● Short exercise
Without the pictures, repeat the listing character for character.

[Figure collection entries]

^^^^^^^^^^^^^^^^

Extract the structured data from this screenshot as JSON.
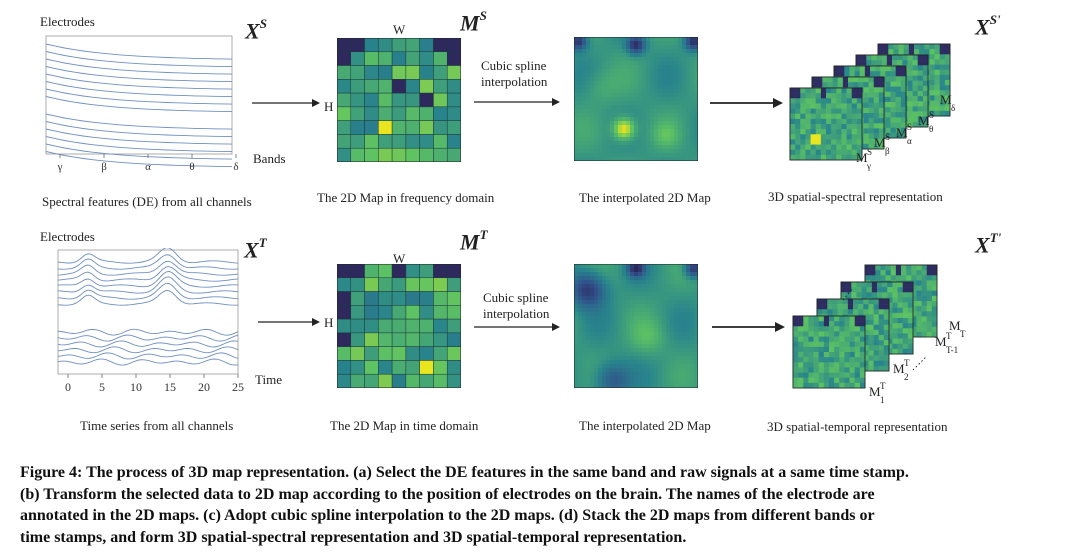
{
  "top_row": {
    "signals": {
      "ylabel": "Electrodes",
      "xlabel": "Bands",
      "ticks": [
        "γ",
        "β",
        "α",
        "θ",
        "δ"
      ],
      "caption": "Spectral features (DE) from all channels",
      "symbol_base": "X",
      "symbol_sup": "S"
    },
    "map2d": {
      "w_label": "W",
      "h_label": "H",
      "caption": "The 2D Map in frequency domain",
      "symbol_base": "M",
      "symbol_sup": "S"
    },
    "arrow_text": [
      "Cubic spline",
      "interpolation"
    ],
    "interp_caption": "The interpolated 2D Map",
    "stack": {
      "caption": "3D spatial-spectral representation",
      "symbol_base": "X",
      "symbol_sup": "S'",
      "labels": [
        {
          "base": "M",
          "sup": "S",
          "sub": "γ"
        },
        {
          "base": "M",
          "sup": "S",
          "sub": "β"
        },
        {
          "base": "M",
          "sup": "S",
          "sub": "α"
        },
        {
          "base": "M",
          "sup": "S",
          "sub": "θ"
        },
        {
          "base": "M",
          "sup": "",
          "sub": "δ"
        }
      ]
    }
  },
  "bottom_row": {
    "signals": {
      "ylabel": "Electrodes",
      "xlabel": "Time",
      "ticks": [
        "0",
        "5",
        "10",
        "15",
        "20",
        "25"
      ],
      "caption": "Time series from all channels",
      "symbol_base": "X",
      "symbol_sup": "T"
    },
    "map2d": {
      "w_label": "W",
      "h_label": "H",
      "caption": "The 2D Map in time domain",
      "symbol_base": "M",
      "symbol_sup": "T"
    },
    "arrow_text": [
      "Cubic spline",
      "interpolation"
    ],
    "interp_caption": "The interpolated 2D Map",
    "stack": {
      "caption": "3D spatial-temporal representation",
      "symbol_base": "X",
      "symbol_sup": "T'",
      "labels": [
        {
          "base": "M",
          "sup": "T",
          "sub": "1"
        },
        {
          "base": "M",
          "sup": "T",
          "sub": "2"
        },
        {
          "base": "M",
          "sup": "T",
          "sub": "T-1"
        },
        {
          "base": "M",
          "sup": "",
          "sub": "T"
        }
      ]
    }
  },
  "caption_lines": [
    "Figure 4: The process of 3D map representation. (a) Select the DE features in the same band and raw signals at a same time stamp.",
    "(b) Transform the selected data to 2D map according to the position of electrodes on the brain. The names of the electrode are",
    "annotated in the 2D maps. (c) Adopt cubic spline interpolation to the 2D maps. (d) Stack the 2D maps from different bands or",
    "time stamps, and form 3D spatial-spectral representation and 3D spatial-temporal representation."
  ],
  "colors": {
    "signal_line": "#6f8fc0",
    "map_dark": "#2b1a4c",
    "map_mid": "#2f7f8e",
    "map_light": "#7cc860",
    "map_hot": "#e9e51f"
  }
}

^^^^^^^^^^^^^^^^

● Written answer
Extract the structured data from this screenshot as JSON.
{
  "top_row": {
    "signals": {
      "ylabel": "Electrodes",
      "xlabel": "Bands",
      "ticks": [
        "γ",
        "β",
        "α",
        "θ",
        "δ"
      ],
      "caption": "Spectral features (DE) from all channels",
      "symbol_base": "X",
      "symbol_sup": "S"
    },
    "map2d": {
      "w_label": "W",
      "h_label": "H",
      "caption": "The 2D Map in frequency domain",
      "symbol_base": "M",
      "symbol_sup": "S"
    },
    "arrow_text": [
      "Cubic spline",
      "interpolation"
    ],
    "interp_caption": "The interpolated 2D Map",
    "stack": {
      "caption": "3D spatial-spectral representation",
      "symbol_base": "X",
      "symbol_sup": "S'",
      "labels": [
        {
          "base": "M",
          "sup": "S",
          "sub": "γ"
        },
        {
          "base": "M",
          "sup": "S",
          "sub": "β"
        },
        {
          "base": "M",
          "sup": "S",
          "sub": "α"
        },
        {
          "base": "M",
          "sup": "S",
          "sub": "θ"
        },
        {
          "base": "M",
          "sup": "",
          "sub": "δ"
        }
      ]
    }
  },
  "bottom_row": {
    "signals": {
      "ylabel": "Electrodes",
      "xlabel": "Time",
      "ticks": [
        "0",
        "5",
        "10",
        "15",
        "20",
        "25"
      ],
      "caption": "Time series from all channels",
      "symbol_base": "X",
      "symbol_sup": "T"
    },
    "map2d": {
      "w_label": "W",
      "h_label": "H",
      "caption": "The 2D Map in time domain",
      "symbol_base": "M",
      "symbol_sup": "T"
    },
    "arrow_text": [
      "Cubic spline",
      "interpolation"
    ],
    "interp_caption": "The interpolated 2D Map",
    "stack": {
      "caption": "3D spatial-temporal representation",
      "symbol_base": "X",
      "symbol_sup": "T'",
      "labels": [
        {
          "base": "M",
          "sup": "T",
          "sub": "1"
        },
        {
          "base": "M",
          "sup": "T",
          "sub": "2"
        },
        {
          "base": "M",
          "sup": "T",
          "sub": "T-1"
        },
        {
          "base": "M",
          "sup": "",
          "sub": "T"
        }
      ]
    }
  },
  "caption_lines": [
    "Figure 4: The process of 3D map representation. (a) Select the DE features in the same band and raw signals at a same time stamp.",
    "(b) Transform the selected data to 2D map according to the position of electrodes on the brain. The names of the electrode are",
    "annotated in the 2D maps. (c) Adopt cubic spline interpolation to the 2D maps. (d) Stack the 2D maps from different bands or",
    "time stamps, and form 3D spatial-spectral representation and 3D spatial-temporal representation."
  ],
  "colors": {
    "signal_line": "#6f8fc0",
    "map_dark": "#2b1a4c",
    "map_mid": "#2f7f8e",
    "map_light": "#7cc860",
    "map_hot": "#e9e51f"
  }
}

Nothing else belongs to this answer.